## TASK REQUIREMENTS
Where a line holds "traders", copy it.

## DATA FOR THE TASK

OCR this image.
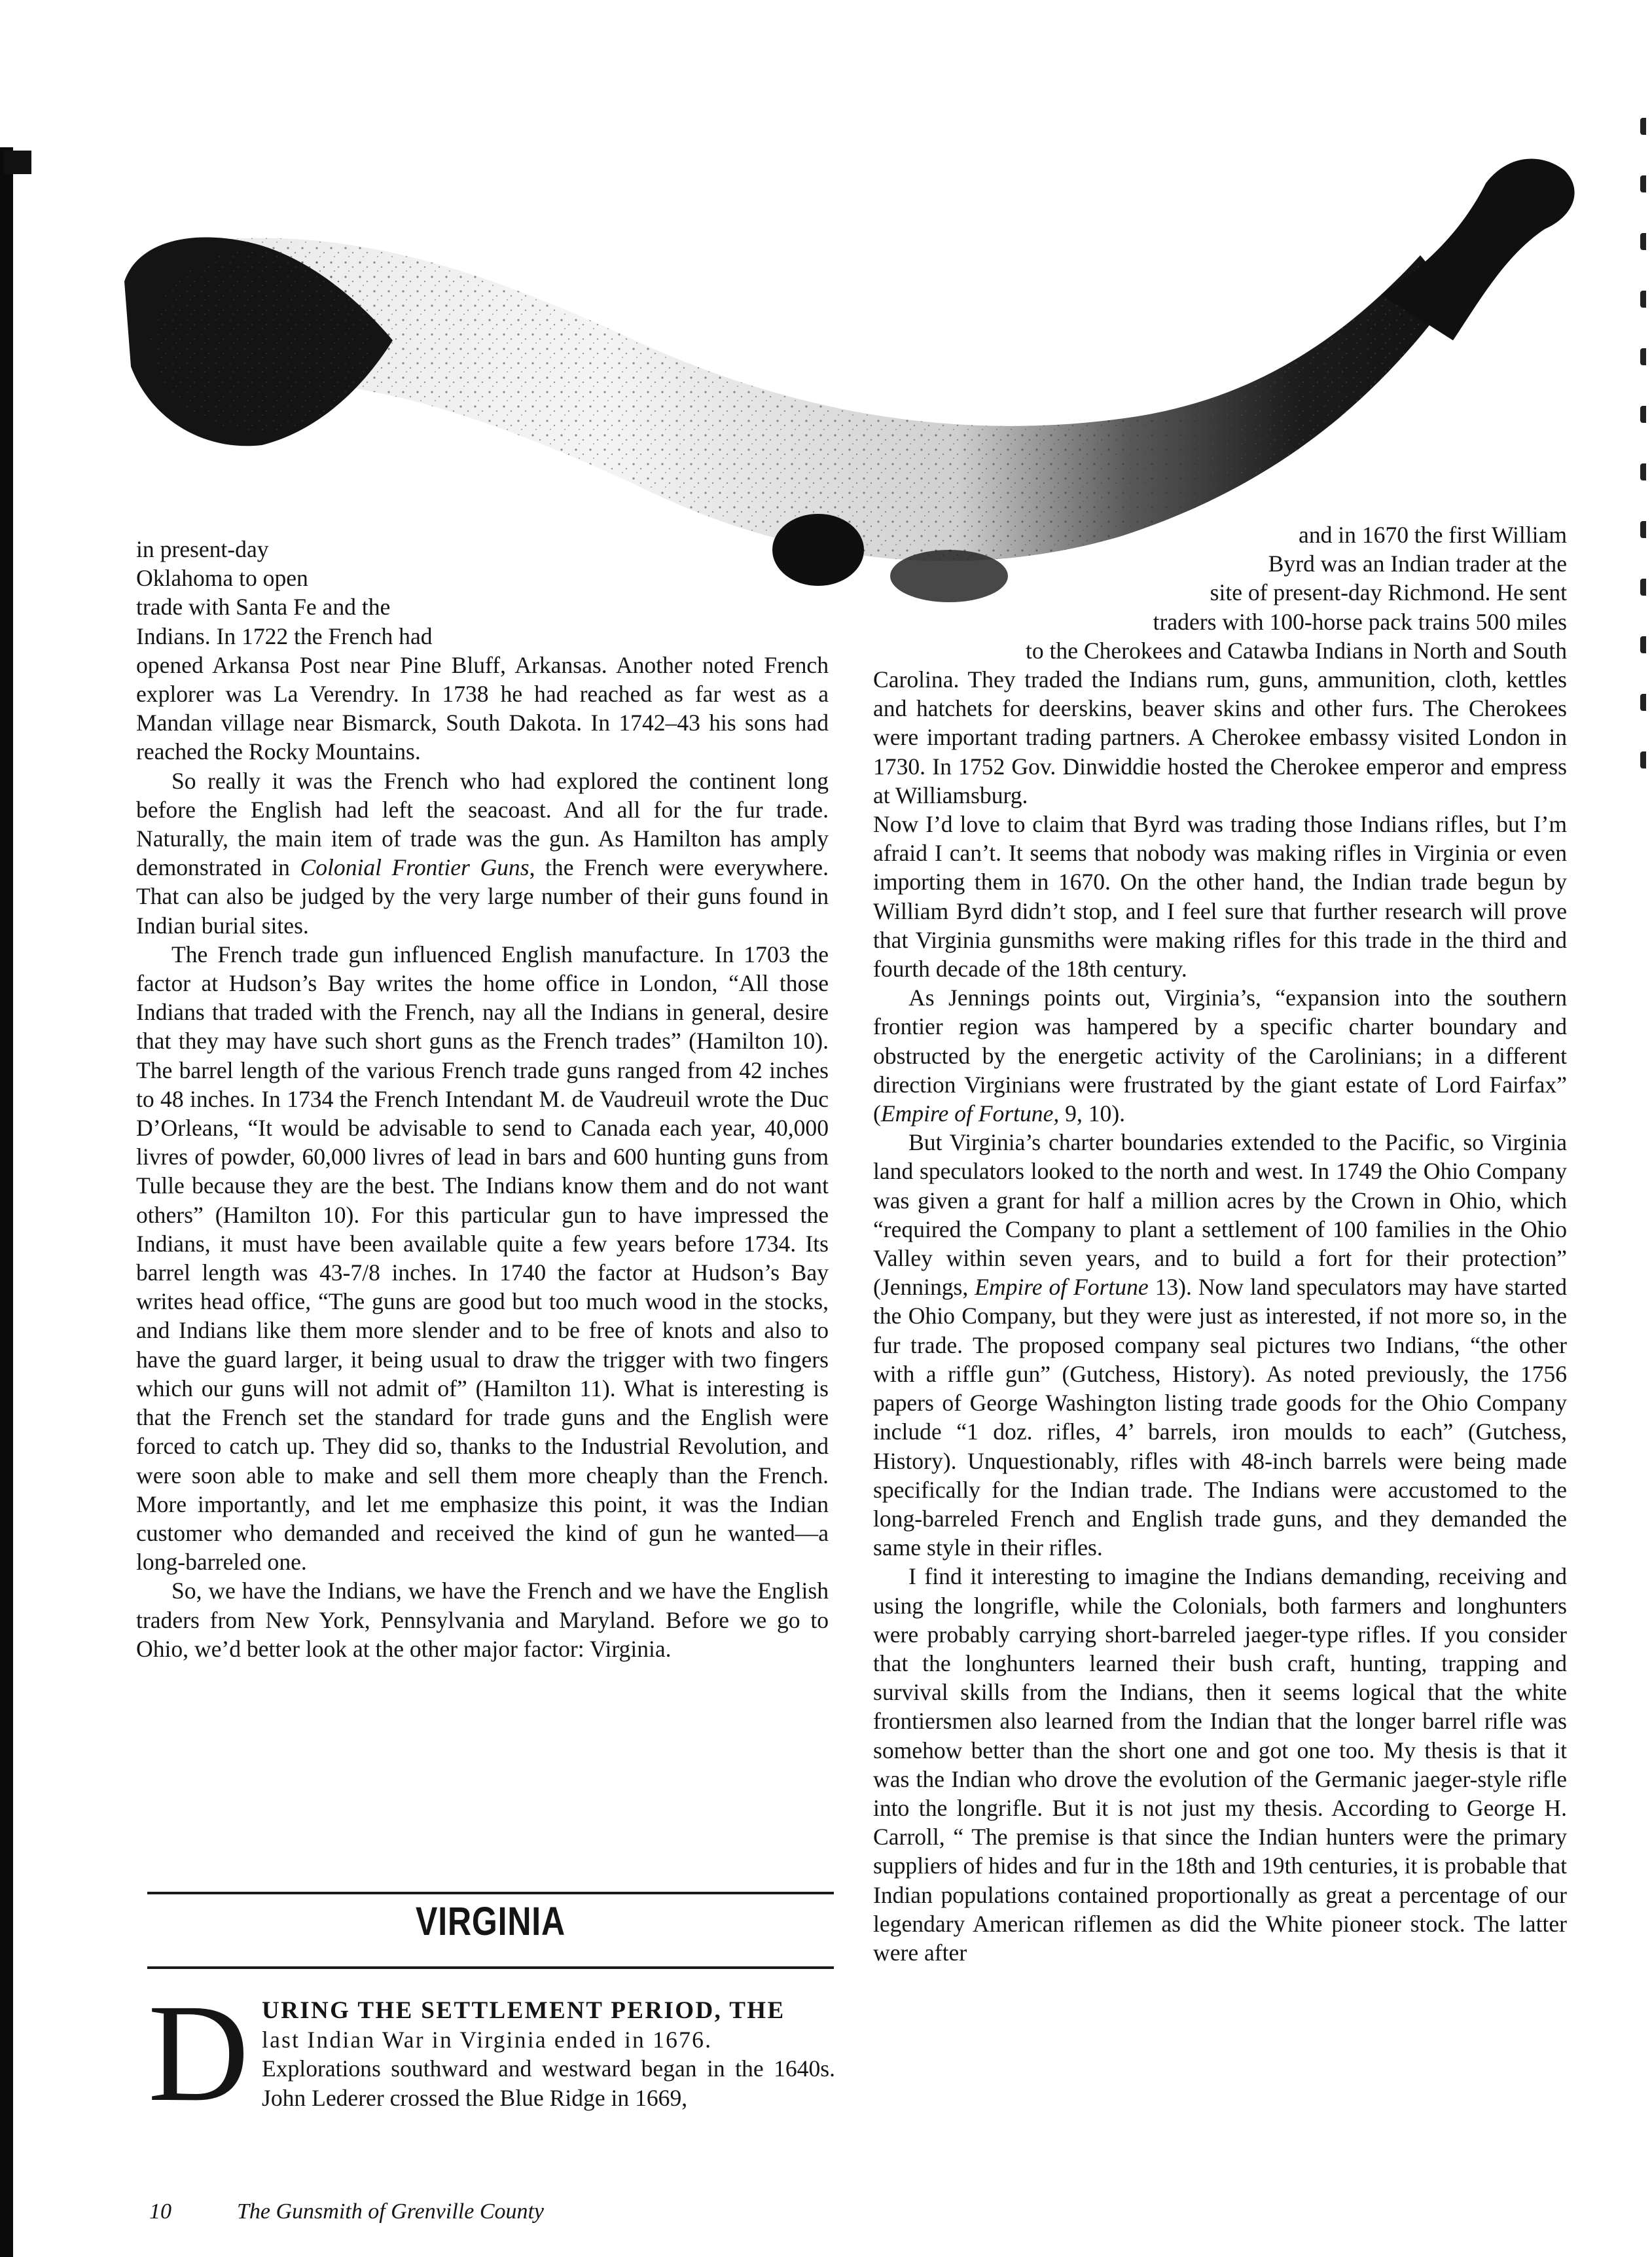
in present-day

Oklahoma to open

trade with Santa Fe and the

Indians. In 1722 the French had

opened Arkansa Post near Pine Bluff, Arkansas. Another noted French explorer was La Verendry. In 1738 he had reached as far west as a Mandan village near Bismarck, South Dakota. In 1742–43 his sons had reached the Rocky Mountains.

So really it was the French who had explored the continent long before the English had left the seacoast. And all for the fur trade. Naturally, the main item of trade was the gun. As Hamilton has amply demonstrated in Colonial Frontier Guns, the French were everywhere. That can also be judged by the very large number of their guns found in Indian burial sites.

The French trade gun influenced English manufacture. In 1703 the factor at Hudson’s Bay writes the home office in London, “All those Indians that traded with the French, nay all the Indians in general, desire that they may have such short guns as the French trades” (Hamilton 10). The barrel length of the various French trade guns ranged from 42 inches to 48 inches. In 1734 the French Intendant M. de Vaudreuil wrote the Duc D’Orleans, “It would be advisable to send to Canada each year, 40,000 livres of powder, 60,000 livres of lead in bars and 600 hunting guns from Tulle because they are the best. The Indians know them and do not want others” (Hamilton 10). For this particular gun to have impressed the Indians, it must have been available quite a few years before 1734. Its barrel length was 43-7/8 inches. In 1740 the factor at Hudson’s Bay writes head office, “The guns are good but too much wood in the stocks, and Indians like them more slender and to be free of knots and also to have the guard larger, it being usual to draw the trigger with two fingers which our guns will not admit of” (Hamilton 11). What is interesting is that the French set the standard for trade guns and the English were forced to catch up. They did so, thanks to the Industrial Revolution, and were soon able to make and sell them more cheaply than the French. More importantly, and let me emphasize this point, it was the Indian customer who demanded and received the kind of gun he wanted—a long-barreled one.

So, we have the Indians, we have the French and we have the English traders from New York, Pennsylvania and Maryland. Before we go to Ohio, we’d better look at the other major factor: Virginia.

VIRGINIA
D URING THE SETTLEMENT PERIOD, THE

last Indian War in Virginia ended in 1676.

Explorations southward and westward began in the 1640s. John Lederer crossed the Blue Ridge in 1669,

and in 1670 the first William

Byrd was an Indian trader at the

site of present-day Richmond. He sent

traders with 100-horse pack trains 500 miles

to the Cherokees and Catawba Indians in North and South

Carolina. They traded the Indians rum, guns, ammunition, cloth, kettles and hatchets for deerskins, beaver skins and other furs. The Cherokees were important trading partners. A Cherokee embassy visited London in 1730. In 1752 Gov. Dinwiddie hosted the Cherokee emperor and empress at Williamsburg.

Now I’d love to claim that Byrd was trading those Indians rifles, but I’m afraid I can’t. It seems that nobody was making rifles in Virginia or even importing them in 1670. On the other hand, the Indian trade begun by William Byrd didn’t stop, and I feel sure that further research will prove that Virginia gunsmiths were making rifles for this trade in the third and fourth decade of the 18th century.

As Jennings points out, Virginia’s, “expansion into the southern frontier region was hampered by a specific charter boundary and obstructed by the energetic activity of the Carolinians; in a different direction Virginians were frustrated by the giant estate of Lord Fairfax” (Empire of Fortune, 9, 10).

But Virginia’s charter boundaries extended to the Pacific, so Virginia land speculators looked to the north and west. In 1749 the Ohio Company was given a grant for half a million acres by the Crown in Ohio, which “required the Company to plant a settlement of 100 families in the Ohio Valley within seven years, and to build a fort for their protection” (Jennings, Empire of Fortune 13). Now land speculators may have started the Ohio Company, but they were just as interested, if not more so, in the fur trade. The proposed company seal pictures two Indians, “the other with a riffle gun” (Gutchess, History). As noted previously, the 1756 papers of George Washington listing trade goods for the Ohio Company include “1 doz. rifles, 4’ barrels, iron moulds to each” (Gutchess, History). Unquestionably, rifles with 48-inch barrels were being made specifically for the Indian trade. The Indians were accustomed to the long-barreled French and English trade guns, and they demanded the same style in their rifles.

I find it interesting to imagine the Indians demanding, receiving and using the longrifle, while the Colonials, both farmers and longhunters were probably carrying short-barreled jaeger-type rifles. If you consider that the longhunters learned their bush craft, hunting, trapping and survival skills from the Indians, then it seems logical that the white frontiersmen also learned from the Indian that the longer barrel rifle was somehow better than the short one and got one too. My thesis is that it was the Indian who drove the evolution of the Germanic jaeger-style rifle into the longrifle. But it is not just my thesis. According to George H. Carroll, “ The premise is that since the Indian hunters were the primary suppliers of hides and fur in the 18th and 19th centuries, it is probable that Indian populations contained proportionally as great a percentage of our legendary American riflemen as did the White pioneer stock. The latter were after

10	The Gunsmith of Grenville County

## COMPLETE RESPONSE
So, we have the Indians, we have the French and we have the English traders from New York, Pennsylvania and Maryland. Before we go to Ohio, we’d better look at the other major factor: Virginia.
traders with 100-horse pack trains 500 miles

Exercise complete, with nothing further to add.